### INSTRUCTIONS FOR THE TASK:
Everything in the data should be repeated exactly, save for the images.

### DATASET CONTENT:
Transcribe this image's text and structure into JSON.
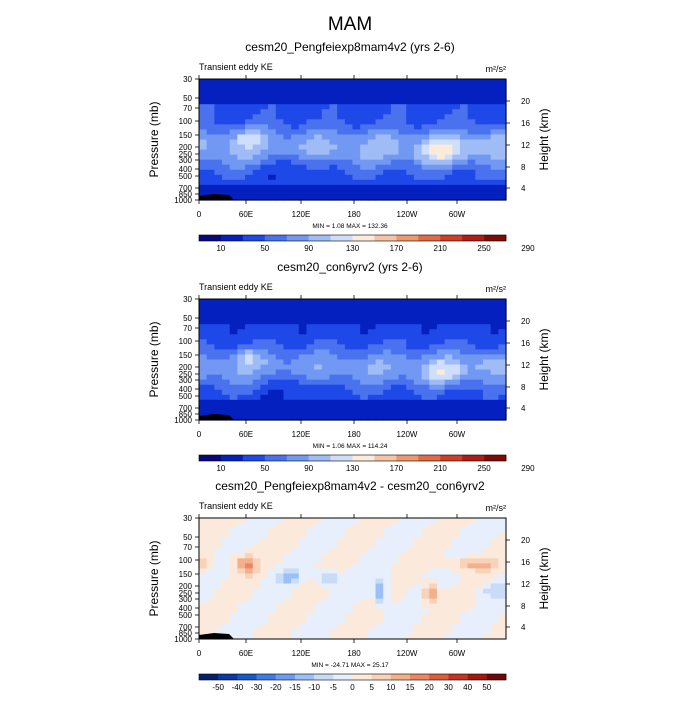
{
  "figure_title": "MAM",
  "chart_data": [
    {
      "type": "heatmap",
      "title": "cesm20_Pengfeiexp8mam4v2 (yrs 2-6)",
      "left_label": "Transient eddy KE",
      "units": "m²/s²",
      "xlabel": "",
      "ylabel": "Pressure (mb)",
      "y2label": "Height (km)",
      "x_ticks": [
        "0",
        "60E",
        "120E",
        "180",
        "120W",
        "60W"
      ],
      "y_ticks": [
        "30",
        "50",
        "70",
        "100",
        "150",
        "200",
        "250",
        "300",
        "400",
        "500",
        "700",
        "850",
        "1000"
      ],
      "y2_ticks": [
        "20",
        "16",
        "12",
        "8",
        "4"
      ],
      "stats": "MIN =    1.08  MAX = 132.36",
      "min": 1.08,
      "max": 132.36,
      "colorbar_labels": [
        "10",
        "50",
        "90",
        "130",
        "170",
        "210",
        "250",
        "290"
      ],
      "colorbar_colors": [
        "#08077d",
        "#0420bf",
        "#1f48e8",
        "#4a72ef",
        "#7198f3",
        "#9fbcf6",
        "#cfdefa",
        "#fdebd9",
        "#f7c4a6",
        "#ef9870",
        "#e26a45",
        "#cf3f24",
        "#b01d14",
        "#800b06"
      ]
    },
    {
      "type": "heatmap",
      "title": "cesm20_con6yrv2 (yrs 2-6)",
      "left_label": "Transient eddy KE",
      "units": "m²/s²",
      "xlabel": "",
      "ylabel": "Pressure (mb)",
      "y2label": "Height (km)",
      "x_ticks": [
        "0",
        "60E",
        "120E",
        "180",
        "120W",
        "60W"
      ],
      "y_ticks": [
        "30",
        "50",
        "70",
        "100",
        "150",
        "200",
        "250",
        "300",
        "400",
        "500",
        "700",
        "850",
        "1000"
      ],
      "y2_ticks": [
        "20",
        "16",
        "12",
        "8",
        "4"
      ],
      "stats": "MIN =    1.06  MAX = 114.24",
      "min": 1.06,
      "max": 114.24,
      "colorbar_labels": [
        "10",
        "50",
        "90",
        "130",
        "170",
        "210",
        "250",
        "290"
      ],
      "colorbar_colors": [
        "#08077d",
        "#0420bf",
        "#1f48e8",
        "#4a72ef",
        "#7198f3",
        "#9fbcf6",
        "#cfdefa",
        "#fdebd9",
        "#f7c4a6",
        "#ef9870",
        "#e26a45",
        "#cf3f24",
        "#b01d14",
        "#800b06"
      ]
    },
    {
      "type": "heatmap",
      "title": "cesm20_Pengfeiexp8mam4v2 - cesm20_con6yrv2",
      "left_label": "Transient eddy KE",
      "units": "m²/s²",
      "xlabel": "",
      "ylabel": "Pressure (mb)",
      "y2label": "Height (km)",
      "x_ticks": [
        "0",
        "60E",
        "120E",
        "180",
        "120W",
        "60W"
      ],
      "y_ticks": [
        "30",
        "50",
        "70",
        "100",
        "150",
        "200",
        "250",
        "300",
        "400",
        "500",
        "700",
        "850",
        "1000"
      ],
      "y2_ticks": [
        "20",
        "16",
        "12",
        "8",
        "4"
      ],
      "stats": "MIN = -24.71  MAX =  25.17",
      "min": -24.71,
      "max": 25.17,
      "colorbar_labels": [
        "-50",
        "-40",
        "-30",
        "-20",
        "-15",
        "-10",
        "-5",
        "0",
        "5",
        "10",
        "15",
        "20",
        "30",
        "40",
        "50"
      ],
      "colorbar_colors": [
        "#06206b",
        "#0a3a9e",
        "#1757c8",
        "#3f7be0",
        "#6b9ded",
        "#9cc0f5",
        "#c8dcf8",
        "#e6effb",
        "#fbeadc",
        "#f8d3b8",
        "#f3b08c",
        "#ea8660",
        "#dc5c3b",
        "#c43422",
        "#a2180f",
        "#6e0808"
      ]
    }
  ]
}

### WORKED SOLUTION:
Transcribe this image's text and structure into JSON.
{
  "figure_title": "MAM",
  "chart_data": [
    {
      "type": "heatmap",
      "title": "cesm20_Pengfeiexp8mam4v2 (yrs 2-6)",
      "left_label": "Transient eddy KE",
      "units": "m²/s²",
      "xlabel": "",
      "ylabel": "Pressure (mb)",
      "y2label": "Height (km)",
      "x_ticks": [
        "0",
        "60E",
        "120E",
        "180",
        "120W",
        "60W"
      ],
      "y_ticks": [
        "30",
        "50",
        "70",
        "100",
        "150",
        "200",
        "250",
        "300",
        "400",
        "500",
        "700",
        "850",
        "1000"
      ],
      "y2_ticks": [
        "20",
        "16",
        "12",
        "8",
        "4"
      ],
      "stats": "MIN =    1.08  MAX = 132.36",
      "min": 1.08,
      "max": 132.36,
      "colorbar_labels": [
        "10",
        "50",
        "90",
        "130",
        "170",
        "210",
        "250",
        "290"
      ],
      "colorbar_colors": [
        "#08077d",
        "#0420bf",
        "#1f48e8",
        "#4a72ef",
        "#7198f3",
        "#9fbcf6",
        "#cfdefa",
        "#fdebd9",
        "#f7c4a6",
        "#ef9870",
        "#e26a45",
        "#cf3f24",
        "#b01d14",
        "#800b06"
      ]
    },
    {
      "type": "heatmap",
      "title": "cesm20_con6yrv2 (yrs 2-6)",
      "left_label": "Transient eddy KE",
      "units": "m²/s²",
      "xlabel": "",
      "ylabel": "Pressure (mb)",
      "y2label": "Height (km)",
      "x_ticks": [
        "0",
        "60E",
        "120E",
        "180",
        "120W",
        "60W"
      ],
      "y_ticks": [
        "30",
        "50",
        "70",
        "100",
        "150",
        "200",
        "250",
        "300",
        "400",
        "500",
        "700",
        "850",
        "1000"
      ],
      "y2_ticks": [
        "20",
        "16",
        "12",
        "8",
        "4"
      ],
      "stats": "MIN =    1.06  MAX = 114.24",
      "min": 1.06,
      "max": 114.24,
      "colorbar_labels": [
        "10",
        "50",
        "90",
        "130",
        "170",
        "210",
        "250",
        "290"
      ],
      "colorbar_colors": [
        "#08077d",
        "#0420bf",
        "#1f48e8",
        "#4a72ef",
        "#7198f3",
        "#9fbcf6",
        "#cfdefa",
        "#fdebd9",
        "#f7c4a6",
        "#ef9870",
        "#e26a45",
        "#cf3f24",
        "#b01d14",
        "#800b06"
      ]
    },
    {
      "type": "heatmap",
      "title": "cesm20_Pengfeiexp8mam4v2 - cesm20_con6yrv2",
      "left_label": "Transient eddy KE",
      "units": "m²/s²",
      "xlabel": "",
      "ylabel": "Pressure (mb)",
      "y2label": "Height (km)",
      "x_ticks": [
        "0",
        "60E",
        "120E",
        "180",
        "120W",
        "60W"
      ],
      "y_ticks": [
        "30",
        "50",
        "70",
        "100",
        "150",
        "200",
        "250",
        "300",
        "400",
        "500",
        "700",
        "850",
        "1000"
      ],
      "y2_ticks": [
        "20",
        "16",
        "12",
        "8",
        "4"
      ],
      "stats": "MIN = -24.71  MAX =  25.17",
      "min": -24.71,
      "max": 25.17,
      "colorbar_labels": [
        "-50",
        "-40",
        "-30",
        "-20",
        "-15",
        "-10",
        "-5",
        "0",
        "5",
        "10",
        "15",
        "20",
        "30",
        "40",
        "50"
      ],
      "colorbar_colors": [
        "#06206b",
        "#0a3a9e",
        "#1757c8",
        "#3f7be0",
        "#6b9ded",
        "#9cc0f5",
        "#c8dcf8",
        "#e6effb",
        "#fbeadc",
        "#f8d3b8",
        "#f3b08c",
        "#ea8660",
        "#dc5c3b",
        "#c43422",
        "#a2180f",
        "#6e0808"
      ]
    }
  ]
}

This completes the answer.